Exercise brief: Update every one of these records so that "Mb" becomes "Mbp" and nothing else changes.

Data extract:
↓
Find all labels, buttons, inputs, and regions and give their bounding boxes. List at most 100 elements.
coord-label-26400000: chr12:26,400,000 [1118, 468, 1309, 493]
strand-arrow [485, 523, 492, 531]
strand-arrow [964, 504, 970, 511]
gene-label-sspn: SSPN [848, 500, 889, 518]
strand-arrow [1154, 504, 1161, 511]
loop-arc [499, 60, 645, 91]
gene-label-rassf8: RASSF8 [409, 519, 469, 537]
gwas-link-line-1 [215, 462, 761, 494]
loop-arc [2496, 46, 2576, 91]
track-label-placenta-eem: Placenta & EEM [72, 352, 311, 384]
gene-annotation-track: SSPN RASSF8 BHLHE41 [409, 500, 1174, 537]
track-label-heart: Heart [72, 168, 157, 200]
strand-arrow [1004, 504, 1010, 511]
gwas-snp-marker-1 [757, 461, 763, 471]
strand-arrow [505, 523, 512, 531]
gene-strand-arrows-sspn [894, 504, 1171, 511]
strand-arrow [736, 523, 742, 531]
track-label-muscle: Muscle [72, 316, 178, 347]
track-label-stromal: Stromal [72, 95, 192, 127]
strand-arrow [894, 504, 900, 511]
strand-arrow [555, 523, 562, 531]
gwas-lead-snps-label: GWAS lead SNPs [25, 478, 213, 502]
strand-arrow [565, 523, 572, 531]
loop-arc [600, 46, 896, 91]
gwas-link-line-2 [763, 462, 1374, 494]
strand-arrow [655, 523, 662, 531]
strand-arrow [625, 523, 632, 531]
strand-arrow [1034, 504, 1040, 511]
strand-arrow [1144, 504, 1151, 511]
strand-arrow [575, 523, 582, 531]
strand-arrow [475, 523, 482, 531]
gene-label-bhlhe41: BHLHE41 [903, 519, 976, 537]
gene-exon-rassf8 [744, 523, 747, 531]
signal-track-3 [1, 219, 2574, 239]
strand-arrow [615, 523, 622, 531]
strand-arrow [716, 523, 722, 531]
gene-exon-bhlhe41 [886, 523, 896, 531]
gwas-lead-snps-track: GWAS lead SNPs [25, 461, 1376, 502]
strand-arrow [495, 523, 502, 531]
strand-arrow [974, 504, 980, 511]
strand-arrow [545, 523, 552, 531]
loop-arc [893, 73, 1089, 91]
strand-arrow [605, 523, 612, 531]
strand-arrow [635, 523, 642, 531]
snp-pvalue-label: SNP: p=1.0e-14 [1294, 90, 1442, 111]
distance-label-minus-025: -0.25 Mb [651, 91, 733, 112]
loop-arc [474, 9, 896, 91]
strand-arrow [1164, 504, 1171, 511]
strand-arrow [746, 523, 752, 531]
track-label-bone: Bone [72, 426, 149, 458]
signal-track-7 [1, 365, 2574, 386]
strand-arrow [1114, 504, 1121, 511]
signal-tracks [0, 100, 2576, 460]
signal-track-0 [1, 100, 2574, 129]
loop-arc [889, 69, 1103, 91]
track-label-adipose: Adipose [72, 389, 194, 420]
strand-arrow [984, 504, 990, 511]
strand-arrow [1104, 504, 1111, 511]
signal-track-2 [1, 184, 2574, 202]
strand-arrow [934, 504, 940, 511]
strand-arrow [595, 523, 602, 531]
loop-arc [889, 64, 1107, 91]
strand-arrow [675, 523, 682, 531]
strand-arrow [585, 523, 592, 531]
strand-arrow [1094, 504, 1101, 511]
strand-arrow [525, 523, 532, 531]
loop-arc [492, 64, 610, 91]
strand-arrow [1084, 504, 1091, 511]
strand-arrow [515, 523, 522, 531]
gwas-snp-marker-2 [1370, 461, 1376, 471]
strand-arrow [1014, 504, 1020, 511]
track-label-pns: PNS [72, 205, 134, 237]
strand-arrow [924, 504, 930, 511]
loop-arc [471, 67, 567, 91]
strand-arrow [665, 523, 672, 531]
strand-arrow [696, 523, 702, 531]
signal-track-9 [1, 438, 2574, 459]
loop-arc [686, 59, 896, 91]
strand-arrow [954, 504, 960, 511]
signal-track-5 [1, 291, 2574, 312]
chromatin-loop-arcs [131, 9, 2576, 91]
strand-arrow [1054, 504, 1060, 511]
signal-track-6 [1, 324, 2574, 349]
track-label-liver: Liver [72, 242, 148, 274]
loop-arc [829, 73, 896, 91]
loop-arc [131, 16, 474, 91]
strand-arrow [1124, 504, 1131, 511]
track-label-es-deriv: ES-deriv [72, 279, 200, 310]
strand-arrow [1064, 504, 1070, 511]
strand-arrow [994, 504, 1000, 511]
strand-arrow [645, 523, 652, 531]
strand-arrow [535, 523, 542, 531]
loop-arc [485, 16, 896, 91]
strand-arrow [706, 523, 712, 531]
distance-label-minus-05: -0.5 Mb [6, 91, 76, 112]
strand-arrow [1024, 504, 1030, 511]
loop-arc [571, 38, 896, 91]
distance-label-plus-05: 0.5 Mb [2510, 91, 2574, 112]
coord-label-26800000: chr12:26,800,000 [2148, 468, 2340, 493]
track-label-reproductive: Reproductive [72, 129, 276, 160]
↑
The response:
Find all labels, buttons, inputs, and regions and give their bounding boxes. List at most 100 elements.
coord-label-26400000: chr12:26,400,000 [1118, 468, 1309, 493]
strand-arrow [485, 523, 492, 531]
strand-arrow [964, 504, 970, 511]
gene-label-sspn: SSPN [848, 500, 889, 518]
strand-arrow [1154, 504, 1161, 511]
loop-arc [499, 60, 645, 91]
gene-label-rassf8: RASSF8 [409, 519, 469, 537]
gwas-link-line-1 [215, 462, 761, 494]
loop-arc [2496, 46, 2576, 91]
track-label-placenta-eem: Placenta & EEM [72, 352, 311, 384]
gene-annotation-track: SSPN RASSF8 BHLHE41 [409, 500, 1174, 537]
track-label-heart: Heart [72, 168, 157, 200]
strand-arrow [1004, 504, 1010, 511]
gwas-snp-marker-1 [757, 461, 763, 471]
strand-arrow [505, 523, 512, 531]
gene-strand-arrows-sspn [894, 504, 1171, 511]
strand-arrow [736, 523, 742, 531]
track-label-muscle: Muscle [72, 316, 178, 347]
track-label-stromal: Stromal [72, 95, 192, 127]
strand-arrow [894, 504, 900, 511]
strand-arrow [555, 523, 562, 531]
gwas-lead-snps-label: GWAS lead SNPs [25, 478, 213, 502]
strand-arrow [565, 523, 572, 531]
loop-arc [600, 46, 896, 91]
gwas-link-line-2 [763, 462, 1374, 494]
strand-arrow [655, 523, 662, 531]
strand-arrow [625, 523, 632, 531]
strand-arrow [1034, 504, 1040, 511]
strand-arrow [1144, 504, 1151, 511]
strand-arrow [575, 523, 582, 531]
strand-arrow [475, 523, 482, 531]
gene-label-bhlhe41: BHLHE41 [903, 519, 976, 537]
gene-exon-rassf8 [744, 523, 747, 531]
signal-track-3 [1, 219, 2574, 239]
strand-arrow [615, 523, 622, 531]
strand-arrow [716, 523, 722, 531]
gene-exon-bhlhe41 [886, 523, 896, 531]
gwas-lead-snps-track: GWAS lead SNPs [25, 461, 1376, 502]
strand-arrow [495, 523, 502, 531]
strand-arrow [974, 504, 980, 511]
strand-arrow [545, 523, 552, 531]
loop-arc [893, 73, 1089, 91]
strand-arrow [605, 523, 612, 531]
strand-arrow [635, 523, 642, 531]
snp-pvalue-label: SNP: p=1.0e-14 [1294, 90, 1442, 111]
distance-label-minus-025: -0.25 Mbp [651, 91, 733, 112]
loop-arc [474, 9, 896, 91]
strand-arrow [1164, 504, 1171, 511]
strand-arrow [746, 523, 752, 531]
track-label-bone: Bone [72, 426, 149, 458]
signal-track-7 [1, 365, 2574, 386]
strand-arrow [1114, 504, 1121, 511]
signal-tracks [0, 100, 2576, 460]
signal-track-0 [1, 100, 2574, 129]
loop-arc [889, 69, 1103, 91]
track-label-adipose: Adipose [72, 389, 194, 420]
strand-arrow [984, 504, 990, 511]
strand-arrow [1104, 504, 1111, 511]
signal-track-2 [1, 184, 2574, 202]
strand-arrow [934, 504, 940, 511]
strand-arrow [595, 523, 602, 531]
loop-arc [889, 64, 1107, 91]
strand-arrow [675, 523, 682, 531]
strand-arrow [585, 523, 592, 531]
strand-arrow [1094, 504, 1101, 511]
strand-arrow [525, 523, 532, 531]
loop-arc [492, 64, 610, 91]
strand-arrow [1084, 504, 1091, 511]
strand-arrow [515, 523, 522, 531]
gwas-snp-marker-2 [1370, 461, 1376, 471]
strand-arrow [1014, 504, 1020, 511]
track-label-pns: PNS [72, 205, 134, 237]
strand-arrow [924, 504, 930, 511]
loop-arc [471, 67, 567, 91]
strand-arrow [665, 523, 672, 531]
strand-arrow [696, 523, 702, 531]
signal-track-9 [1, 438, 2574, 459]
loop-arc [686, 59, 896, 91]
strand-arrow [954, 504, 960, 511]
signal-track-5 [1, 291, 2574, 312]
chromatin-loop-arcs [131, 9, 2576, 91]
strand-arrow [1054, 504, 1060, 511]
signal-track-6 [1, 324, 2574, 349]
track-label-liver: Liver [72, 242, 148, 274]
loop-arc [829, 73, 896, 91]
loop-arc [131, 16, 474, 91]
strand-arrow [1124, 504, 1131, 511]
track-label-es-deriv: ES-deriv [72, 279, 200, 310]
strand-arrow [1064, 504, 1070, 511]
strand-arrow [994, 504, 1000, 511]
strand-arrow [645, 523, 652, 531]
strand-arrow [535, 523, 542, 531]
loop-arc [485, 16, 896, 91]
strand-arrow [706, 523, 712, 531]
distance-label-minus-05: -0.5 Mbp [6, 91, 76, 112]
strand-arrow [1024, 504, 1030, 511]
loop-arc [571, 38, 896, 91]
distance-label-plus-05: 0.5 Mbp [2510, 91, 2574, 112]
coord-label-26800000: chr12:26,800,000 [2148, 468, 2340, 493]
track-label-reproductive: Reproductive [72, 129, 276, 160]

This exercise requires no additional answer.